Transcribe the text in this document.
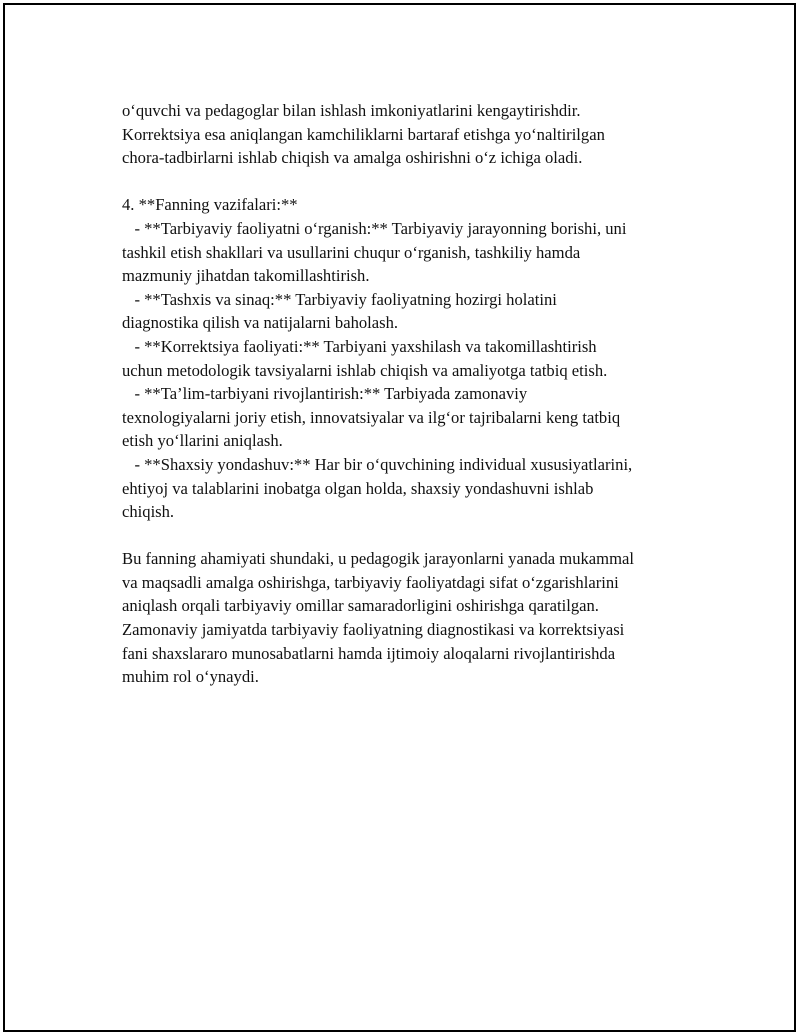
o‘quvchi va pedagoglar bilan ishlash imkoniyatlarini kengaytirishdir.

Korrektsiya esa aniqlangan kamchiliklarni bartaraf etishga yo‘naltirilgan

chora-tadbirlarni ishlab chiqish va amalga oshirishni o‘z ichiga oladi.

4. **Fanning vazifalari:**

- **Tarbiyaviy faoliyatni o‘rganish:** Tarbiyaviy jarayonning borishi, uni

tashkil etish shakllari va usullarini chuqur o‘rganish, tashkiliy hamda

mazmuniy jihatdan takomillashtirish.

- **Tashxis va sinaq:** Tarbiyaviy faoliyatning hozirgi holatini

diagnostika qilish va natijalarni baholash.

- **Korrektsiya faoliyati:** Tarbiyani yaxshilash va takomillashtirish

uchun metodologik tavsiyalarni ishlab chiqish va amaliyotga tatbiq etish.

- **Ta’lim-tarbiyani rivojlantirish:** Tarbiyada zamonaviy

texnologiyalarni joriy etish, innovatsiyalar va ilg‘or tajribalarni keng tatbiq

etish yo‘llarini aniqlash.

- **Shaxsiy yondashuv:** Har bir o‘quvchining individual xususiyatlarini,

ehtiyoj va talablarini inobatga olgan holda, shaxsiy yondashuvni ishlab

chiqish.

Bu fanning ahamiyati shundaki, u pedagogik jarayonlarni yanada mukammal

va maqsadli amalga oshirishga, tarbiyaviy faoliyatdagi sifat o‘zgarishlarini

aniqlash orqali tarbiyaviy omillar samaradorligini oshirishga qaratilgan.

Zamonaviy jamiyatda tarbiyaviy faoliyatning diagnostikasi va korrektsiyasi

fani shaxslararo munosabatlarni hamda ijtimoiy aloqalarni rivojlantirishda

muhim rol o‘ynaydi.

============================================================

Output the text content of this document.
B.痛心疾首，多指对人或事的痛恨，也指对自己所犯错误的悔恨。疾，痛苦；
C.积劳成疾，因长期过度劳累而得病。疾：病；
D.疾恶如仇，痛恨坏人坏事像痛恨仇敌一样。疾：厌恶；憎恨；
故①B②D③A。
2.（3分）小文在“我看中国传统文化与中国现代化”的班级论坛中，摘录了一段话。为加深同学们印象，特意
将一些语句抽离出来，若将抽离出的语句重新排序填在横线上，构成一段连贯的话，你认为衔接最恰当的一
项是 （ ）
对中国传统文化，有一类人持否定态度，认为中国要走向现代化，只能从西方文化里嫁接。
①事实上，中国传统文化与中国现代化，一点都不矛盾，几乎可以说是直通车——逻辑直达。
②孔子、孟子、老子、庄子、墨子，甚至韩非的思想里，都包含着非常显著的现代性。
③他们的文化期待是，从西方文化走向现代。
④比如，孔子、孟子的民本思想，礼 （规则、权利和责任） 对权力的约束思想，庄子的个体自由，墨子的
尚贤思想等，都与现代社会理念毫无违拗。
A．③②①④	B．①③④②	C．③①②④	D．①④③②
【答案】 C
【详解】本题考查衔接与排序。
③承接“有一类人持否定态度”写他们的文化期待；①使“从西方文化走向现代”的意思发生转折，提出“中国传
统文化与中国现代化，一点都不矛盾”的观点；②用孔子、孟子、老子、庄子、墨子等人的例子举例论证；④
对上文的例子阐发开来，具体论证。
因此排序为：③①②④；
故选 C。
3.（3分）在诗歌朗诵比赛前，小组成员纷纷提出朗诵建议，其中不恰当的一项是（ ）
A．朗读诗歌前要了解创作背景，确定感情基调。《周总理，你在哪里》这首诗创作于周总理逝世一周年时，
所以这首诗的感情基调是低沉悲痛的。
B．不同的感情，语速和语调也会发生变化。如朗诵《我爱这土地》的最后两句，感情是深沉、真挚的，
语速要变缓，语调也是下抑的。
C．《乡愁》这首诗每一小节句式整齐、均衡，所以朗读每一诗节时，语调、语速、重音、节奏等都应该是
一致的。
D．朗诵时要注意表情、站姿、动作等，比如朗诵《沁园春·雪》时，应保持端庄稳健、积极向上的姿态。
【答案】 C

============================================================

• Task directions:
Count the lines that hold the string "chiqish" and state that number alone.

• Reply:
3